■ Tareas a realizar ■
A – Según la nota sobre el museo, ¿en qué fechas se realizará la visita guiada "Exploradores del pasado"?
B – Transcribe sin cambios todo lo que va de "Además introducirá al" hasta "y Fernanda Gamarra." en la nota sobre el museo.

■ Texto del documento ■
···

Estas vacaciones el Museo de Arqueología de Alta Montaña (Mitre 77) pensó en un público destinatario: los niños. Haciendo hincapié en el valor educativo del MAAM, para nada reñido con la actividad lúdica, se organizó la visita guiada "Exploradores del pasado", que se realizará el 19 y 26 de este mes.

Un arqueólogo del museo, ataviado al estilo de Indiana Jones con sombrero de fieltro, chaqueta cazadora de cuero y linterna, será durante una hora el conductor de los pequeños visitantes por una travesía que incluirá la colección del Llullaillaco y la capacocha.

Además introducirá al público en los rudimentos de la profesión.
"A los niños les gusta el que un arqueólogo, además de un científico, sea un aventurero. El arqueólogo de alta montaña se relaciona con los paisajes andinos, con las montañas sagradas, y ese hecho de ser un poco como Indiana Jones, saber cómo explora y cómo llega a ver y descubrir atrapa mucho a los chicos", detalló Gabriela Recagno, directora del MAAM.

Añadió que para esta actividad diseñaron un folleto, la primera comunicación gráfica destinada al lector infantil desde 2004, cuando se creó el MAAM para conservar a los tres niños incas hallados en 1999 en la cima del Llullaillaco. El encargado de las ilustraciones fue Andrés Sierra y los textos pertenecen a Fernanda Zigarán y Fernanda Gamarra.

···

■ Datos disponibles ■
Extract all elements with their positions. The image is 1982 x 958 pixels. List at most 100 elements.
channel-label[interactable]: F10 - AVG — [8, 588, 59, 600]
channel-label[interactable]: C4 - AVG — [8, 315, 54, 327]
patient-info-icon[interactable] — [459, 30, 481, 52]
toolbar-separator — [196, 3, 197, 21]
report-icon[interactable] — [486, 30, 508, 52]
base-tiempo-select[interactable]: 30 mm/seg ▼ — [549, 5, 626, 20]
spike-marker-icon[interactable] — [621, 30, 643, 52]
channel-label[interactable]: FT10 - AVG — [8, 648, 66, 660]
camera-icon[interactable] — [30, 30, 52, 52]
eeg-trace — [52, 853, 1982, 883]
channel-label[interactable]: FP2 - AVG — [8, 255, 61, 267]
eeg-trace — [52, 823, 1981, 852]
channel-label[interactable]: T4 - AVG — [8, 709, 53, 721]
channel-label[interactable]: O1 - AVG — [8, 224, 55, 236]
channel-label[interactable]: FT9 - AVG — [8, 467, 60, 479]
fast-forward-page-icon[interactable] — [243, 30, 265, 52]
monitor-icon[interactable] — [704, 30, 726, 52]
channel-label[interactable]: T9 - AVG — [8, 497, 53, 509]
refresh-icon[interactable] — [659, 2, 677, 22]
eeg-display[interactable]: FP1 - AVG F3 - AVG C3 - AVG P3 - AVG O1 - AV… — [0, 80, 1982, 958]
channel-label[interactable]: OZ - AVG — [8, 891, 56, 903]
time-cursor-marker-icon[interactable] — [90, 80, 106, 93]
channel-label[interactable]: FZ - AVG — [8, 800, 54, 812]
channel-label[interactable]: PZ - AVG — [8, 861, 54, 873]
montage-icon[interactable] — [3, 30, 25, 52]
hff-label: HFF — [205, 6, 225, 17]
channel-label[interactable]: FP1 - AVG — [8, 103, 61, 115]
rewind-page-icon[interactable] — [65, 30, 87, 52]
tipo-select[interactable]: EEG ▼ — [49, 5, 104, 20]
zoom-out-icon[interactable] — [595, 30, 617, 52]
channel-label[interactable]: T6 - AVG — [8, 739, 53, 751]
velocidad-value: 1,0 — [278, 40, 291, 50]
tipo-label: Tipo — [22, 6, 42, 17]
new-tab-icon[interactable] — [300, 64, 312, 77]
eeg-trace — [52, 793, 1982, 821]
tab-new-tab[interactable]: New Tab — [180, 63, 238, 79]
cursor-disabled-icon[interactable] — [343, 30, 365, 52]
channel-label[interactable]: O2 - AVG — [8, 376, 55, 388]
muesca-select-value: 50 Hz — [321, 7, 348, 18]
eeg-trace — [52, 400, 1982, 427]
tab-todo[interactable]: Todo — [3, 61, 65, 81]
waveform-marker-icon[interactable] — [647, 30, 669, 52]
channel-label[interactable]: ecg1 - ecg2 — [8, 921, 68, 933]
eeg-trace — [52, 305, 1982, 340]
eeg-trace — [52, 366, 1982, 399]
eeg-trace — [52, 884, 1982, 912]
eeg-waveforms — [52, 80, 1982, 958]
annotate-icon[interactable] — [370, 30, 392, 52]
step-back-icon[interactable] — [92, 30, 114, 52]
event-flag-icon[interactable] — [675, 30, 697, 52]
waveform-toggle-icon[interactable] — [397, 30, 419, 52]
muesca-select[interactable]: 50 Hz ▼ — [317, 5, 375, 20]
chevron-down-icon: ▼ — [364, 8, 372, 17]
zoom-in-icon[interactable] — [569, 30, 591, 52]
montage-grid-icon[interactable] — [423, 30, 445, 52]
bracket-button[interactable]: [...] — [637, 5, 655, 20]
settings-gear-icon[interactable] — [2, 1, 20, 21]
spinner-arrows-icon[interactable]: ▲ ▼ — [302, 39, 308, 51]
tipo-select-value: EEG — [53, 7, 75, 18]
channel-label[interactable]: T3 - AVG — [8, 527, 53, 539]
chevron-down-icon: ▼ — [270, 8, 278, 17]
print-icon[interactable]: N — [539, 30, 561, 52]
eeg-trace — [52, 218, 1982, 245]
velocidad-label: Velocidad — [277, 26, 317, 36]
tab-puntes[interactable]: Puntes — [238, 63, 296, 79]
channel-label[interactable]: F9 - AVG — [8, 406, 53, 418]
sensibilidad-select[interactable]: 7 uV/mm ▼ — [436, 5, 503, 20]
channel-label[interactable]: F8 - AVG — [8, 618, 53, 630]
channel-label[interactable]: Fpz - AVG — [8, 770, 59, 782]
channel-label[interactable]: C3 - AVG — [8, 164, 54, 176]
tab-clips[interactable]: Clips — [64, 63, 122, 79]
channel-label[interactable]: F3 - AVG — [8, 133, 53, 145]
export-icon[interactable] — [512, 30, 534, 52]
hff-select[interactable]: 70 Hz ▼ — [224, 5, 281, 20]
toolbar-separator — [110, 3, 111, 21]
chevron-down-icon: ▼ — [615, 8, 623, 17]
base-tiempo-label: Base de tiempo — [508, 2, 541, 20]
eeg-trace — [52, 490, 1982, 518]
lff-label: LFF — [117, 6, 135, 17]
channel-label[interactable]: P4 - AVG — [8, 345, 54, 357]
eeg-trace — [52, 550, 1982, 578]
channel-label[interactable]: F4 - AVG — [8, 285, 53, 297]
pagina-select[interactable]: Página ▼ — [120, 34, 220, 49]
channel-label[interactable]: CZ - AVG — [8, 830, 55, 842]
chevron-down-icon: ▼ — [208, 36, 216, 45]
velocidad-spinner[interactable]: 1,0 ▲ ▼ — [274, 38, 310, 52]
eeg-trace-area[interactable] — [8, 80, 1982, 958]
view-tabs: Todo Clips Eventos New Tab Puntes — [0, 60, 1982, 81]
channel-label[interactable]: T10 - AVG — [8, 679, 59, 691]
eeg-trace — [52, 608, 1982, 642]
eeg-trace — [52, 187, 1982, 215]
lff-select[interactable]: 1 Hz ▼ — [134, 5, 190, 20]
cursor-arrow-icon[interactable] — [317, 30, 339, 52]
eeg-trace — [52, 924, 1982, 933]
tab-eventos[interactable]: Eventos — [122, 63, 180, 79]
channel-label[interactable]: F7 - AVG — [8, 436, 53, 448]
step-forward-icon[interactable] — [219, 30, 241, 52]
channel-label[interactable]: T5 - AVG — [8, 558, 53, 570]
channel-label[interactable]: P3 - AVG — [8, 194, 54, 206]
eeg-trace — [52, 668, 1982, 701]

···

■ Respuestas por tarea ■
A – El 19 y el 26 de este mes.

B –
Además introducirá al público en los rudimentos de la profesión.
"A los niños les gusta el que un arqueólogo, además de un científico, sea un aventurero. El arqueólogo de alta montaña se relaciona con los paisajes andinos, con las montañas sagradas, y ese hecho de ser un poco como Indiana Jones, saber cómo explora y cómo llega a ver y descubrir atrapa mucho a los chicos", detalló Gabriela Recagno, directora del MAAM.

Añadió que para esta actividad diseñaron un folleto, la primera comunicación gráfica destinada al lector infantil desde 2004, cuando se creó el MAAM para conservar a los tres niños incas hallados en 1999 en la cima del Llullaillaco. El encargado de las ilustraciones fue Andrés Sierra y los textos pertenecen a Fernanda Zigarán y Fernanda Gamarra.